◆ PROBLEM STATEMENT ◆
Check each line of the material below, and copy it if it holds the string "marynowane".

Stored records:
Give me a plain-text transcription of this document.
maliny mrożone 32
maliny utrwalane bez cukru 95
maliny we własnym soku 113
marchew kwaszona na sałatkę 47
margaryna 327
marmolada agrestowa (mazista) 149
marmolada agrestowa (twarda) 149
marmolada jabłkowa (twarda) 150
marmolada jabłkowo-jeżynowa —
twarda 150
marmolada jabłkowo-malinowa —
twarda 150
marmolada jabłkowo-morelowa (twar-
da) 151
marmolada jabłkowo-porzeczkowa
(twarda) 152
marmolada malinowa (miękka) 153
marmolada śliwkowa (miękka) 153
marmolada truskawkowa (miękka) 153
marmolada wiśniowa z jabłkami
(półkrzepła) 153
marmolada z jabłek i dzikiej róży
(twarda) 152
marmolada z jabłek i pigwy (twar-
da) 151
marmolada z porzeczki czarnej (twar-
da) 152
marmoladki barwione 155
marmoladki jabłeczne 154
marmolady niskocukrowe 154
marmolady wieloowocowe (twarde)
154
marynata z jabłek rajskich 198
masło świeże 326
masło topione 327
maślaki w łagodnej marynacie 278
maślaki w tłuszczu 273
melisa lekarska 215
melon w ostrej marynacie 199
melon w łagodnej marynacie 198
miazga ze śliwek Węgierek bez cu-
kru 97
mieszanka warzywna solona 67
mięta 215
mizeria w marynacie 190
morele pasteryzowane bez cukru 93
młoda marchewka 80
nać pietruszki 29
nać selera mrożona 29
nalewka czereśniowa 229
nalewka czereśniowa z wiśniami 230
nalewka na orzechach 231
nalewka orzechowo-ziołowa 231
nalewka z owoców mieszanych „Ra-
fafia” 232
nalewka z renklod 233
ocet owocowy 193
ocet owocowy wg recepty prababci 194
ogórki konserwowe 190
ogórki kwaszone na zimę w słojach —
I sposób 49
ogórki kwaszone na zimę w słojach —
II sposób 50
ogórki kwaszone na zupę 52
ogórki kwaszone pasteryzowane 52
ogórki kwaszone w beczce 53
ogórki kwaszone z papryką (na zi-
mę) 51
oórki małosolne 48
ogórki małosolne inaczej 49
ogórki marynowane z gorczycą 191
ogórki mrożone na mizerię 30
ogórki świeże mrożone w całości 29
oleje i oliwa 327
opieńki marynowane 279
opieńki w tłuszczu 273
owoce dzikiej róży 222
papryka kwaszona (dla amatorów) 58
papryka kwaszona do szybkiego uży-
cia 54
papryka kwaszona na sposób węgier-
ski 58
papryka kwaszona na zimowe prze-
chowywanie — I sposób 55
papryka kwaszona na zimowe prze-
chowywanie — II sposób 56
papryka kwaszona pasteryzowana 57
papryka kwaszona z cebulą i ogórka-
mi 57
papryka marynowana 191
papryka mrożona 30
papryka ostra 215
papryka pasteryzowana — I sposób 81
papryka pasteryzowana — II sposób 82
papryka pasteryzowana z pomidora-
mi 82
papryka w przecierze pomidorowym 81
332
--
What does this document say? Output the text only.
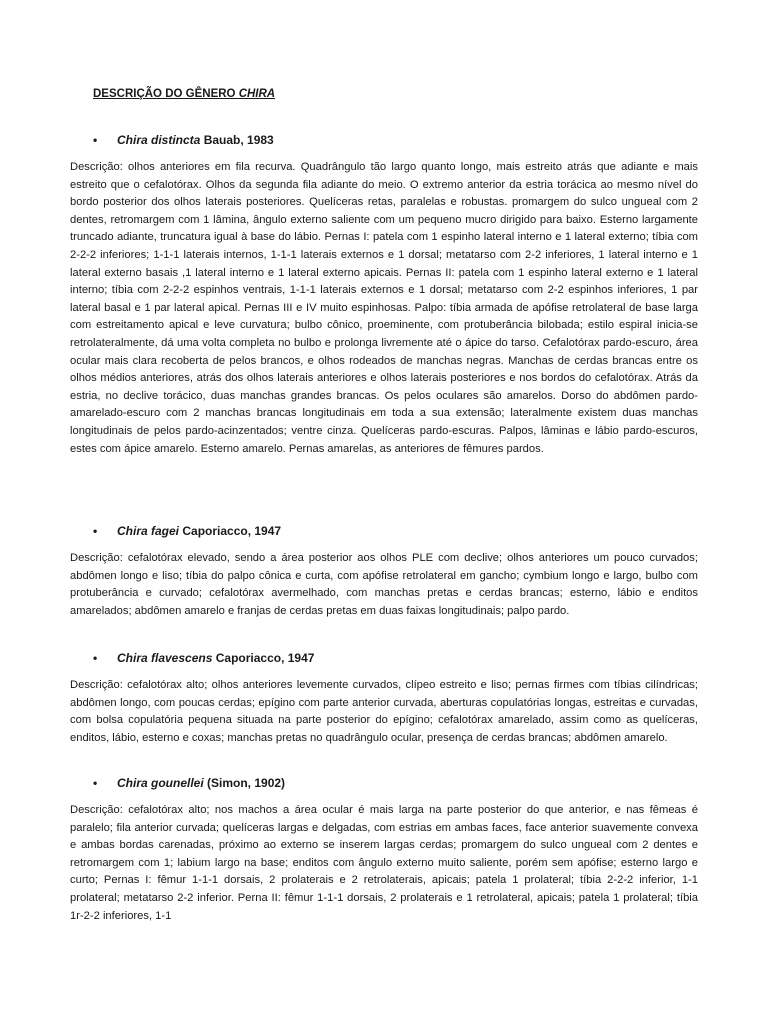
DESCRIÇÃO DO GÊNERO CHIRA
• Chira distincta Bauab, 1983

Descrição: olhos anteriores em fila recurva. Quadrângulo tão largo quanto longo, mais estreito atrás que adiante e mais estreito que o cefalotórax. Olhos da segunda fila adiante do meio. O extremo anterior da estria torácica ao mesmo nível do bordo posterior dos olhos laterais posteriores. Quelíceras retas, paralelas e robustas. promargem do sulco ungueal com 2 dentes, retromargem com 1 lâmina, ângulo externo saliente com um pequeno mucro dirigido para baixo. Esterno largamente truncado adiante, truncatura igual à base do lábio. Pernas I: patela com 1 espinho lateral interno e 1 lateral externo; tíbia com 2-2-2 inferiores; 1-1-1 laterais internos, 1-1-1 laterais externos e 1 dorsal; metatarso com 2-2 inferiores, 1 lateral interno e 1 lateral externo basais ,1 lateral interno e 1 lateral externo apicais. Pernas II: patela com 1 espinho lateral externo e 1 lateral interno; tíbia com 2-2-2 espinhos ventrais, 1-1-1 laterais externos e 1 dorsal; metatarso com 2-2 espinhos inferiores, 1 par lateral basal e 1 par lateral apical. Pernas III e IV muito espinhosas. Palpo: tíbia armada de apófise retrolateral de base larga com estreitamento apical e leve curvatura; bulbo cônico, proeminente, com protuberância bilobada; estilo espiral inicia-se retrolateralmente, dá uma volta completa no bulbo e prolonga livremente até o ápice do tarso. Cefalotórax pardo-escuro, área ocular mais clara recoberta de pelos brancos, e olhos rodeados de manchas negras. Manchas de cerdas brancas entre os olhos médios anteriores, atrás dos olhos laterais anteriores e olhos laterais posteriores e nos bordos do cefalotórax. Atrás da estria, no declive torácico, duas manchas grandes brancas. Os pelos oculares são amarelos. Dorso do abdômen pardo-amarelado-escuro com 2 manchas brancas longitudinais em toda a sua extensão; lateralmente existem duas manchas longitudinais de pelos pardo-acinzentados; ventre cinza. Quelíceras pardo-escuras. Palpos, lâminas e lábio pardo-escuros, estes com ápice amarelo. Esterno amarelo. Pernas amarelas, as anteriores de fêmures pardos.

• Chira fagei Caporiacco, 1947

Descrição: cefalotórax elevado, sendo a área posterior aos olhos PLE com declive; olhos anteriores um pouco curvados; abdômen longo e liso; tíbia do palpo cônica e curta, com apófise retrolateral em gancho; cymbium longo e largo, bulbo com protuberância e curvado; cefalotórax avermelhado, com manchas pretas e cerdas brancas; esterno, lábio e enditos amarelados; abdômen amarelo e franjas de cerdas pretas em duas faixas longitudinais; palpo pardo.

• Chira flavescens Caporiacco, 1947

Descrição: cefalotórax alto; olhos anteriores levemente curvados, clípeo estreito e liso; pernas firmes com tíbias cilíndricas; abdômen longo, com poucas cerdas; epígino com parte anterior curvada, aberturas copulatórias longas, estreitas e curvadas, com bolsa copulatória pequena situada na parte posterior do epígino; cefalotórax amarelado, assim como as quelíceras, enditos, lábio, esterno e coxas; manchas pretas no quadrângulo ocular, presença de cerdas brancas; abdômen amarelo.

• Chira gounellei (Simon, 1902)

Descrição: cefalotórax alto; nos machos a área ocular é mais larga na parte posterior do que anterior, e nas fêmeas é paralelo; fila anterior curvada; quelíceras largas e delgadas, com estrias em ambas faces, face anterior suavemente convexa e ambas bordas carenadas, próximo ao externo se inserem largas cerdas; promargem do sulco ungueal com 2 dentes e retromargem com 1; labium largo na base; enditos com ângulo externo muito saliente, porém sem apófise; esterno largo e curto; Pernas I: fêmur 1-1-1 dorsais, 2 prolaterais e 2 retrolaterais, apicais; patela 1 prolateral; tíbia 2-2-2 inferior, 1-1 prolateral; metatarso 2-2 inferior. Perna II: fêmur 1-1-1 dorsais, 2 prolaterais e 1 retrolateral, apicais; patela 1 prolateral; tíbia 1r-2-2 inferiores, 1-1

◆ EXPECTED OUTPUT ◆
ogórki marynowane z gorczycą 191
opieńki marynowane 279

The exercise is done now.